Repeat the whole listing exactly.

◆ ◆ ◆ ◆ ◆ ◆ ◆

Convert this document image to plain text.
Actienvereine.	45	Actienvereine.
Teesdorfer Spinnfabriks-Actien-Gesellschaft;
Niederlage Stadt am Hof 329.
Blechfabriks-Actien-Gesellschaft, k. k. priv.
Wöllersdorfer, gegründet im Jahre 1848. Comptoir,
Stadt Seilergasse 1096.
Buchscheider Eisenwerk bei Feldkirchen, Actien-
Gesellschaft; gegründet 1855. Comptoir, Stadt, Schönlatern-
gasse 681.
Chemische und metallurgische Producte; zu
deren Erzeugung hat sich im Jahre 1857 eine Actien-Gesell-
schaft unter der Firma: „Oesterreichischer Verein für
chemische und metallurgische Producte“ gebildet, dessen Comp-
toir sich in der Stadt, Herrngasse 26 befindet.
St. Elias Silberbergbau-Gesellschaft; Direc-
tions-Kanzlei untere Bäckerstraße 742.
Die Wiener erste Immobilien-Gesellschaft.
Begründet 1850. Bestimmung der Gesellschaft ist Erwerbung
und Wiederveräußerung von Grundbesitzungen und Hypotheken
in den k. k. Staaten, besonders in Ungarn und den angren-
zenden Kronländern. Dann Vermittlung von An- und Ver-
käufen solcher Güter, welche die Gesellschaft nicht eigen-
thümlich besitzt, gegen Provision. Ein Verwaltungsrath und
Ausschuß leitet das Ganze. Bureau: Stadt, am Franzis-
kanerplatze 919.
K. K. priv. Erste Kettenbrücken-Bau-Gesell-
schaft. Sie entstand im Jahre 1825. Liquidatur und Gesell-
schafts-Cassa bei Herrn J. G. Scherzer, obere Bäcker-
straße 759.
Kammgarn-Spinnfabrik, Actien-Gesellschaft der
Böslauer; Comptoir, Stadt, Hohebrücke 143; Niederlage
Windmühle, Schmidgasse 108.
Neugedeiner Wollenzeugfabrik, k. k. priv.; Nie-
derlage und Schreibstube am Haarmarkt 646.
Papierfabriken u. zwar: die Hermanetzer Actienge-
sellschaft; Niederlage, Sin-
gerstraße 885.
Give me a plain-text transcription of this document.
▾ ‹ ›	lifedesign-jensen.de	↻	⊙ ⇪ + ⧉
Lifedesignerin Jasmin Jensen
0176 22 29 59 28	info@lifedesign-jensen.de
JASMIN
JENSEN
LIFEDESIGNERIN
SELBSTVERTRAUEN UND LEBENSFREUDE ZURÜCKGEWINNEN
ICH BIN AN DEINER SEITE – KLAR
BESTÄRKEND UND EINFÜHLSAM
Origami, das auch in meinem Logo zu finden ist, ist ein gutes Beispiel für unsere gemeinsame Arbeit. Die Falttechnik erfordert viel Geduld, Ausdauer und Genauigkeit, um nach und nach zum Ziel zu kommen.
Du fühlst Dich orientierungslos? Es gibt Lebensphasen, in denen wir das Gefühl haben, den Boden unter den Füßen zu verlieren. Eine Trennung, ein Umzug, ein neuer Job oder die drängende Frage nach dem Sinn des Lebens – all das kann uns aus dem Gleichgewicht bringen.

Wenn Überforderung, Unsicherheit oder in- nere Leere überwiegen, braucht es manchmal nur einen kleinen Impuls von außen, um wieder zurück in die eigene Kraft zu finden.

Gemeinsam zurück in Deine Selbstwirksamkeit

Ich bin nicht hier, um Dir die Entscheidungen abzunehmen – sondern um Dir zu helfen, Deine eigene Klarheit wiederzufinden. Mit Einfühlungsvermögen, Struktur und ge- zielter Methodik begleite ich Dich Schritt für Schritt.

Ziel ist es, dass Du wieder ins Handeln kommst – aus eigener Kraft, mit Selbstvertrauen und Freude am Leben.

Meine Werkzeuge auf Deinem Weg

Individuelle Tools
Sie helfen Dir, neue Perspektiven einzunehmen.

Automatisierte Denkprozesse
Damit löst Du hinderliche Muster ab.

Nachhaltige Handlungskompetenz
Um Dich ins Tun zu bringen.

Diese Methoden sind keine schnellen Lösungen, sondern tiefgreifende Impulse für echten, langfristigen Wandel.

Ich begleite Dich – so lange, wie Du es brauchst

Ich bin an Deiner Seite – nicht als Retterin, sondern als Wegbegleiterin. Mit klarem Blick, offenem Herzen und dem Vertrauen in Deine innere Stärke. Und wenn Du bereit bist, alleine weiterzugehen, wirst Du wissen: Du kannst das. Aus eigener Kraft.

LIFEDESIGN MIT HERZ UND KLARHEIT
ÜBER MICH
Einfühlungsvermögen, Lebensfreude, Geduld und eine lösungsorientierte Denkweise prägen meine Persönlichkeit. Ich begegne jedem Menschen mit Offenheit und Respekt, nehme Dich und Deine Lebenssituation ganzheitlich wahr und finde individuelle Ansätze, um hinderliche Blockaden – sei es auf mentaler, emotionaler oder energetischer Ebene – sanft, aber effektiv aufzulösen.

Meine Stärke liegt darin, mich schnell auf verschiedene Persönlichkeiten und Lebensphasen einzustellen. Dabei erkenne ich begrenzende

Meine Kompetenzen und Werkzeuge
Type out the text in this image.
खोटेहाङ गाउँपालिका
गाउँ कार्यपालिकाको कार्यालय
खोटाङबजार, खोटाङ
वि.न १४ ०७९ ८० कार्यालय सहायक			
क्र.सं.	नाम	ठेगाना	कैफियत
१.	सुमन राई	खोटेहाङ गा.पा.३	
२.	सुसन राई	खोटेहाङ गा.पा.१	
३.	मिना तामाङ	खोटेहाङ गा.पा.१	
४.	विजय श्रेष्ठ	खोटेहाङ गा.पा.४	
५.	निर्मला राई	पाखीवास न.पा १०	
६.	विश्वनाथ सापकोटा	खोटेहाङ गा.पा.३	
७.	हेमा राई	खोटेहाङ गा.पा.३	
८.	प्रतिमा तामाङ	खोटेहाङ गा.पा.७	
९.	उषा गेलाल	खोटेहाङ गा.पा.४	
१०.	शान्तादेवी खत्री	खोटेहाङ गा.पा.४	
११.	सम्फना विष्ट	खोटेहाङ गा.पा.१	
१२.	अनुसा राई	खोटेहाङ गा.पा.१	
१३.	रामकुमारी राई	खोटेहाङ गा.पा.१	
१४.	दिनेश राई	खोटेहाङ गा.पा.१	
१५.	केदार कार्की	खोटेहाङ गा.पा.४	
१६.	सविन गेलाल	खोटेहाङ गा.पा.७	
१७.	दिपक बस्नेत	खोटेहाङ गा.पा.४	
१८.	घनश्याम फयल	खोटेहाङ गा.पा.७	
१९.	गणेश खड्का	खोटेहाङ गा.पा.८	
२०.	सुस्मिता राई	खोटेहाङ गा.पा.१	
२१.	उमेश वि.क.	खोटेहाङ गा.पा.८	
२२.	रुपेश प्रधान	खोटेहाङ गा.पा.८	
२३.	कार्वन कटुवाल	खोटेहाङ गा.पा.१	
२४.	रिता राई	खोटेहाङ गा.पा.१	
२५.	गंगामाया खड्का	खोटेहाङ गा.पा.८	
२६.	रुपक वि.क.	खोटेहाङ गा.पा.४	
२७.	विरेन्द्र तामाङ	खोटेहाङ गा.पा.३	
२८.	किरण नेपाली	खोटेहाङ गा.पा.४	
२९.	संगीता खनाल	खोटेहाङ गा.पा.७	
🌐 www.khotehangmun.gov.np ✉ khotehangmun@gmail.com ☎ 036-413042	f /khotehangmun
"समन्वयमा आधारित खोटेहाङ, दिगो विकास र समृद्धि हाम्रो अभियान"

◆ ◆ ◆ ◆ ◆ ◆ ◆

* [Exercise output]
Convert this document image to plain text.
Actienvereine.	45	Actienvereine.
Teesdorfer Spinnfabriks-Actien-Gesellschaft;
Niederlage Stadt am Hof 329.
Blechfabriks-Actien-Gesellschaft, k. k. priv.
Wöllersdorfer, gegründet im Jahre 1848. Comptoir,
Stadt Seilergasse 1096.
Buchscheider Eisenwerk bei Feldkirchen, Actien-
Gesellschaft; gegründet 1855. Comptoir, Stadt, Schönlatern-
gasse 681.
Chemische und metallurgische Producte; zu
deren Erzeugung hat sich im Jahre 1857 eine Actien-Gesell-
schaft unter der Firma: „Oesterreichischer Verein für
chemische und metallurgische Producte“ gebildet, dessen Comp-
toir sich in der Stadt, Herrngasse 26 befindet.
St. Elias Silberbergbau-Gesellschaft; Direc-
tions-Kanzlei untere Bäckerstraße 742.
Die Wiener erste Immobilien-Gesellschaft.
Begründet 1850. Bestimmung der Gesellschaft ist Erwerbung
und Wiederveräußerung von Grundbesitzungen und Hypotheken
in den k. k. Staaten, besonders in Ungarn und den angren-
zenden Kronländern. Dann Vermittlung von An- und Ver-
käufen solcher Güter, welche die Gesellschaft nicht eigen-
thümlich besitzt, gegen Provision. Ein Verwaltungsrath und
Ausschuß leitet das Ganze. Bureau: Stadt, am Franzis-
kanerplatze 919.
K. K. priv. Erste Kettenbrücken-Bau-Gesell-
schaft. Sie entstand im Jahre 1825. Liquidatur und Gesell-
schafts-Cassa bei Herrn J. G. Scherzer, obere Bäcker-
straße 759.
Kammgarn-Spinnfabrik, Actien-Gesellschaft der
Böslauer; Comptoir, Stadt, Hohebrücke 143; Niederlage
Windmühle, Schmidgasse 108.
Neugedeiner Wollenzeugfabrik, k. k. priv.; Nie-
derlage und Schreibstube am Haarmarkt 646.
Papierfabriken u. zwar: die Hermanetzer Actienge-
sellschaft; Niederlage, Sin-
gerstraße 885.
Give me a plain-text transcription of this document.
▾ ‹ ›	lifedesign-jensen.de	↻	⊙ ⇪ + ⧉
Lifedesignerin Jasmin Jensen
0176 22 29 59 28	info@lifedesign-jensen.de
JASMIN
JENSEN
LIFEDESIGNERIN
SELBSTVERTRAUEN UND LEBENSFREUDE ZURÜCKGEWINNEN
ICH BIN AN DEINER SEITE – KLAR
BESTÄRKEND UND EINFÜHLSAM
Origami, das auch in meinem Logo zu finden ist, ist ein gutes Beispiel für unsere gemeinsame Arbeit. Die Falttechnik erfordert viel Geduld, Ausdauer und Genauigkeit, um nach und nach zum Ziel zu kommen.
Du fühlst Dich orientierungslos? Es gibt Lebensphasen, in denen wir das Gefühl haben, den Boden unter den Füßen zu verlieren. Eine Trennung, ein Umzug, ein neuer Job oder die drängende Frage nach dem Sinn des Lebens – all das kann uns aus dem Gleichgewicht bringen.

Wenn Überforderung, Unsicherheit oder in- nere Leere überwiegen, braucht es manchmal nur einen kleinen Impuls von außen, um wieder zurück in die eigene Kraft zu finden.

Gemeinsam zurück in Deine Selbstwirksamkeit

Ich bin nicht hier, um Dir die Entscheidungen abzunehmen – sondern um Dir zu helfen, Deine eigene Klarheit wiederzufinden. Mit Einfühlungsvermögen, Struktur und ge- zielter Methodik begleite ich Dich Schritt für Schritt.

Ziel ist es, dass Du wieder ins Handeln kommst – aus eigener Kraft, mit Selbstvertrauen und Freude am Leben.

Meine Werkzeuge auf Deinem Weg

Individuelle Tools
Sie helfen Dir, neue Perspektiven einzunehmen.

Automatisierte Denkprozesse
Damit löst Du hinderliche Muster ab.

Nachhaltige Handlungskompetenz
Um Dich ins Tun zu bringen.

Diese Methoden sind keine schnellen Lösungen, sondern tiefgreifende Impulse für echten, langfristigen Wandel.

Ich begleite Dich – so lange, wie Du es brauchst

Ich bin an Deiner Seite – nicht als Retterin, sondern als Wegbegleiterin. Mit klarem Blick, offenem Herzen und dem Vertrauen in Deine innere Stärke. Und wenn Du bereit bist, alleine weiterzugehen, wirst Du wissen: Du kannst das. Aus eigener Kraft.

LIFEDESIGN MIT HERZ UND KLARHEIT
ÜBER MICH
Einfühlungsvermögen, Lebensfreude, Geduld und eine lösungsorientierte Denkweise prägen meine Persönlichkeit. Ich begegne jedem Menschen mit Offenheit und Respekt, nehme Dich und Deine Lebenssituation ganzheitlich wahr und finde individuelle Ansätze, um hinderliche Blockaden – sei es auf mentaler, emotionaler oder energetischer Ebene – sanft, aber effektiv aufzulösen.

Meine Stärke liegt darin, mich schnell auf verschiedene Persönlichkeiten und Lebensphasen einzustellen. Dabei erkenne ich begrenzende

Meine Kompetenzen und Werkzeuge
Type out the text in this image.
खोटेहाङ गाउँपालिका
गाउँ कार्यपालिकाको कार्यालय
खोटाङबजार, खोटाङ
वि.न १४ ०७९ ८० कार्यालय सहायक			
क्र.सं.	नाम	ठेगाना	कैफियत
१.	सुमन राई	खोटेहाङ गा.पा.३	
२.	सुसन राई	खोटेहाङ गा.पा.१	
३.	मिना तामाङ	खोटेहाङ गा.पा.१	
४.	विजय श्रेष्ठ	खोटेहाङ गा.पा.४	
५.	निर्मला राई	पाखीवास न.पा १०	
६.	विश्वनाथ सापकोटा	खोटेहाङ गा.पा.३	
७.	हेमा राई	खोटेहाङ गा.पा.३	
८.	प्रतिमा तामाङ	खोटेहाङ गा.पा.७	
९.	उषा गेलाल	खोटेहाङ गा.पा.४	
१०.	शान्तादेवी खत्री	खोटेहाङ गा.पा.४	
११.	सम्फना विष्ट	खोटेहाङ गा.पा.१	
१२.	अनुसा राई	खोटेहाङ गा.पा.१	
१३.	रामकुमारी राई	खोटेहाङ गा.पा.१	
१४.	दिनेश राई	खोटेहाङ गा.पा.१	
१५.	केदार कार्की	खोटेहाङ गा.पा.४	
१६.	सविन गेलाल	खोटेहाङ गा.पा.७	
१७.	दिपक बस्नेत	खोटेहाङ गा.पा.४	
१८.	घनश्याम फयल	खोटेहाङ गा.पा.७	
१९.	गणेश खड्का	खोटेहाङ गा.पा.८	
२०.	सुस्मिता राई	खोटेहाङ गा.पा.१	
२१.	उमेश वि.क.	खोटेहाङ गा.पा.८	
२२.	रुपेश प्रधान	खोटेहाङ गा.पा.८	
२३.	कार्वन कटुवाल	खोटेहाङ गा.पा.१	
२४.	रिता राई	खोटेहाङ गा.पा.१	
२५.	गंगामाया खड्का	खोटेहाङ गा.पा.८	
२६.	रुपक वि.क.	खोटेहाङ गा.पा.४	
२७.	विरेन्द्र तामाङ	खोटेहाङ गा.पा.३	
२८.	किरण नेपाली	खोटेहाङ गा.पा.४	
२९.	संगीता खनाल	खोटेहाङ गा.पा.७	
🌐 www.khotehangmun.gov.np ✉ khotehangmun@gmail.com ☎ 036-413042	f /khotehangmun
"समन्वयमा आधारित खोटेहाङ, दिगो विकास र समृद्धि हाम्रो अभियान"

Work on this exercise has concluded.